Extracted data entries:
-.-.-
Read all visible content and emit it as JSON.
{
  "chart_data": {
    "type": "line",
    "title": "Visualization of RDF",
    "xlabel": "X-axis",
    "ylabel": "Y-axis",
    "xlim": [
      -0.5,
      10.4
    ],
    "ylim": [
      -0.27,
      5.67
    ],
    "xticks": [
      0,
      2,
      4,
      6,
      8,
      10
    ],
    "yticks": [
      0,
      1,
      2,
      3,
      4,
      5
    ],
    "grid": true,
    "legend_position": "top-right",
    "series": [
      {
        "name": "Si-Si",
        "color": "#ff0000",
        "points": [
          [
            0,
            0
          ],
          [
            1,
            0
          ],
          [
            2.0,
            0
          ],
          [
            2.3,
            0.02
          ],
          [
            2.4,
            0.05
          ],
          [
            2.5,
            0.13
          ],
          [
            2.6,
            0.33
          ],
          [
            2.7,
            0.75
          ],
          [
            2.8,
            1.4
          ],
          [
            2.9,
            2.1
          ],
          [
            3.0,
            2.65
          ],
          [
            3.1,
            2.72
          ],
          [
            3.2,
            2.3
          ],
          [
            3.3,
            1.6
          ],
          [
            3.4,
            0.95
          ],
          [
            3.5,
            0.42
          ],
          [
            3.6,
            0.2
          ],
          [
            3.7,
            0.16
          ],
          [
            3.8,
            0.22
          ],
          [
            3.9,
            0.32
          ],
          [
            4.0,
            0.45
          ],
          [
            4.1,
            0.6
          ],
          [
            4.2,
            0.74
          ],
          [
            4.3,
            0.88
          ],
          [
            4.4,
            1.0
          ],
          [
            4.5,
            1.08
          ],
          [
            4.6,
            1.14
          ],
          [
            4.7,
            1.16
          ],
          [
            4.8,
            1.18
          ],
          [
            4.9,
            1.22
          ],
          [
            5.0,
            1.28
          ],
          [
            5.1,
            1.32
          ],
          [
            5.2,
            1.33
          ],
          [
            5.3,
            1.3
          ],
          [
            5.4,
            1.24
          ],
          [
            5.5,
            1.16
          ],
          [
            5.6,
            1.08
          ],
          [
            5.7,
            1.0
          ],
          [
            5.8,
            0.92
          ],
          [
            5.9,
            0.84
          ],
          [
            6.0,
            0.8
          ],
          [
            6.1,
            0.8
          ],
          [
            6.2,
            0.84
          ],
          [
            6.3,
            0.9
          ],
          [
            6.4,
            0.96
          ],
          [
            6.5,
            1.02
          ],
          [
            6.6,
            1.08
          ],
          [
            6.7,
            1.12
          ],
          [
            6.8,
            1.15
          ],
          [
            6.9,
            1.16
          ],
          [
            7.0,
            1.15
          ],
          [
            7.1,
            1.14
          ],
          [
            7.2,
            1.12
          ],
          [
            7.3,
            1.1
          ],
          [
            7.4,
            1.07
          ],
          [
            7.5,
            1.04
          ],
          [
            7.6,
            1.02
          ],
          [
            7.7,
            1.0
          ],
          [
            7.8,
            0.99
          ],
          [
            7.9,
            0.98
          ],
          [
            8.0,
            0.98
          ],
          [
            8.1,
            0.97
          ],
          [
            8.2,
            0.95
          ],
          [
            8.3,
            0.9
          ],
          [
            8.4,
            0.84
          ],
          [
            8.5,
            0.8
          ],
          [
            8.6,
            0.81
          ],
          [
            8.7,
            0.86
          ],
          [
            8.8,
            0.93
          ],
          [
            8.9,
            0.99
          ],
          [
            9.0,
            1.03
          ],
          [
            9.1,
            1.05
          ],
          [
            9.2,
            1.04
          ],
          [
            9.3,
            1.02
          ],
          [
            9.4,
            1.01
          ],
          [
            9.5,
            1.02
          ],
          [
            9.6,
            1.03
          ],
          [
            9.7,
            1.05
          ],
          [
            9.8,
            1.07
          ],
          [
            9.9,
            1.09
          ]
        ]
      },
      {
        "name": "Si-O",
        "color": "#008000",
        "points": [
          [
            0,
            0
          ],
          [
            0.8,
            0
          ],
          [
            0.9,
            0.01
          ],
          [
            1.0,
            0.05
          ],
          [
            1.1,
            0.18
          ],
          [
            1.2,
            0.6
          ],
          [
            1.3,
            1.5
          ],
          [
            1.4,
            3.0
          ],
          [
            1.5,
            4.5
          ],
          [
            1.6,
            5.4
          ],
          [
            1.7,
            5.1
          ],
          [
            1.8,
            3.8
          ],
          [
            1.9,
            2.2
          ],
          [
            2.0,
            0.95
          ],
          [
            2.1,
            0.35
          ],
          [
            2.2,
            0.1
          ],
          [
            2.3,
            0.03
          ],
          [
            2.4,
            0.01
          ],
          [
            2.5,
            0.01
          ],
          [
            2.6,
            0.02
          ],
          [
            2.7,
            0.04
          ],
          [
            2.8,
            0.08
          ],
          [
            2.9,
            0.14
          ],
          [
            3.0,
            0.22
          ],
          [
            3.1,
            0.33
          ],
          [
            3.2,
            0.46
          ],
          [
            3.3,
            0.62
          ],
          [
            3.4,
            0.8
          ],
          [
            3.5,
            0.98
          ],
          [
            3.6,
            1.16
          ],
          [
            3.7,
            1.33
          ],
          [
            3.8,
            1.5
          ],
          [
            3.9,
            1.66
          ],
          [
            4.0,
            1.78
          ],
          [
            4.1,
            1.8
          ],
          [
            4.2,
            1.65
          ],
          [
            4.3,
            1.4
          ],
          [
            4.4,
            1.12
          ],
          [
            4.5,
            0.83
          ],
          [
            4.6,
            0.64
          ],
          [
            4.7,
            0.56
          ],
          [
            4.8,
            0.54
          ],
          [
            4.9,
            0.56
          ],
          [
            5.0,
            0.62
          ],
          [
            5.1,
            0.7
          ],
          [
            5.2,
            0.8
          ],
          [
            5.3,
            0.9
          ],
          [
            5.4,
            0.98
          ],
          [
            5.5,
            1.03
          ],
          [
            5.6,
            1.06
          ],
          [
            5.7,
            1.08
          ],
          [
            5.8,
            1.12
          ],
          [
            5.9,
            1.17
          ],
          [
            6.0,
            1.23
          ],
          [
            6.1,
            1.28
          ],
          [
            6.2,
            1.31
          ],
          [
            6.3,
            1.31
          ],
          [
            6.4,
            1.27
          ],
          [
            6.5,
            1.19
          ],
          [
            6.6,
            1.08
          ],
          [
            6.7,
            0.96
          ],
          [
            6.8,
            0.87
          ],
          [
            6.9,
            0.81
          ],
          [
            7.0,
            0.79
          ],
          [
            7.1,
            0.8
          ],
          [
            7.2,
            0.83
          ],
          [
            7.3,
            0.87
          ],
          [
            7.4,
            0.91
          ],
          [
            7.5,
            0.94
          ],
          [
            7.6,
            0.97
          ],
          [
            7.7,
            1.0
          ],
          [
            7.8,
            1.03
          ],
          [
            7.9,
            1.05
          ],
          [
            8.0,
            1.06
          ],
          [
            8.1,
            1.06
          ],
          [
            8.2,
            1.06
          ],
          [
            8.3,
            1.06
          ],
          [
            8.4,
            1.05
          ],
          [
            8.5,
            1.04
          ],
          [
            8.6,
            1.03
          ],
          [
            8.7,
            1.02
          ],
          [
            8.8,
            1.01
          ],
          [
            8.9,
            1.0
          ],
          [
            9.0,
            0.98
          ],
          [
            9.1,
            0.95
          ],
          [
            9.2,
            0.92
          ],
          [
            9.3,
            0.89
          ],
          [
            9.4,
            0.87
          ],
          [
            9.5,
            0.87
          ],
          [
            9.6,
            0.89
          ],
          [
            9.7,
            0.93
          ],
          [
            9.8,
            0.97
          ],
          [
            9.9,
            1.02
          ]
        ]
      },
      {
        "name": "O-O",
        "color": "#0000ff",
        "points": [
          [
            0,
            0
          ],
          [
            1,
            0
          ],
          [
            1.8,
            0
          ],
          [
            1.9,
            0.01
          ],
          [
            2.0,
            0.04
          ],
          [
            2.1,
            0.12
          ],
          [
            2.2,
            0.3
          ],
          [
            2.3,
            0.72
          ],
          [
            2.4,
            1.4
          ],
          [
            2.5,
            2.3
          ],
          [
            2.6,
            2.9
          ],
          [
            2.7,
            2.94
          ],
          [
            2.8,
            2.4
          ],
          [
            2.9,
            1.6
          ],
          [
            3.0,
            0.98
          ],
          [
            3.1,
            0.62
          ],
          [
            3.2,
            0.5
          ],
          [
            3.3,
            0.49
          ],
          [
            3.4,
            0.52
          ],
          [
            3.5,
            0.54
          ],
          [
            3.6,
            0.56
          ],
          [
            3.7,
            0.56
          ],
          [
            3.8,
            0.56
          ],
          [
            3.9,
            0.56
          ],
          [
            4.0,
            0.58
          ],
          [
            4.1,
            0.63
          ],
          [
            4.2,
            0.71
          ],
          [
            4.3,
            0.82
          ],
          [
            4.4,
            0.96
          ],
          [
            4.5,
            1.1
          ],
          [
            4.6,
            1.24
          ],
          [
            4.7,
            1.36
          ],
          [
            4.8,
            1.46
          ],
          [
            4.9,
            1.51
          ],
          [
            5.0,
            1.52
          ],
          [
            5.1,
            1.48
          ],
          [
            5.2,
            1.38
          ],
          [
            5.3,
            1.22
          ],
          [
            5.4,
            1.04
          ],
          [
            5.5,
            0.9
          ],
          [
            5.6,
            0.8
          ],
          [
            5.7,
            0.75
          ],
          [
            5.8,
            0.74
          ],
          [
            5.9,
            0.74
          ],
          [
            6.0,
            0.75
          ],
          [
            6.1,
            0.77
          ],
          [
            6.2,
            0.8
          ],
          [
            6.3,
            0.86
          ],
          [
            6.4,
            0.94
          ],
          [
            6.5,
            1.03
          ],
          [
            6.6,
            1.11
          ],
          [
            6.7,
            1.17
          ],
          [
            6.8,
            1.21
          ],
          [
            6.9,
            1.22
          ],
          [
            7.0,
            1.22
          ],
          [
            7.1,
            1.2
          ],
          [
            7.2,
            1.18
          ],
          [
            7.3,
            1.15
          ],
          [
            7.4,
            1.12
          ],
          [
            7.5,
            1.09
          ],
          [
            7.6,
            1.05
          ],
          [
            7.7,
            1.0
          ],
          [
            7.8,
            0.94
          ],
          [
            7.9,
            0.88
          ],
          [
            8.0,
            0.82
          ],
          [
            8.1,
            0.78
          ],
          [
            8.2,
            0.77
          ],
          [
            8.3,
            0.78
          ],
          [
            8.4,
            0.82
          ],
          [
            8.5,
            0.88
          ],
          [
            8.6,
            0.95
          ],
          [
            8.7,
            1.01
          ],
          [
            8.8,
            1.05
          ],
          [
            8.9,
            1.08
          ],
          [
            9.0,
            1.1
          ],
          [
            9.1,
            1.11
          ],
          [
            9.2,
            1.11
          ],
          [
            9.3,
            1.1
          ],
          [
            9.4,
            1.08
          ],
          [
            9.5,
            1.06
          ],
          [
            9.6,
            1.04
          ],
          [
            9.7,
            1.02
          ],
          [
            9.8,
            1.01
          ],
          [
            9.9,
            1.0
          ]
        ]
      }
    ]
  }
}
-.-.-
Of the lines above, copy each that contains "color".

        "color": "#ff0000",
        "color": "#008000",
        "color": "#0000ff",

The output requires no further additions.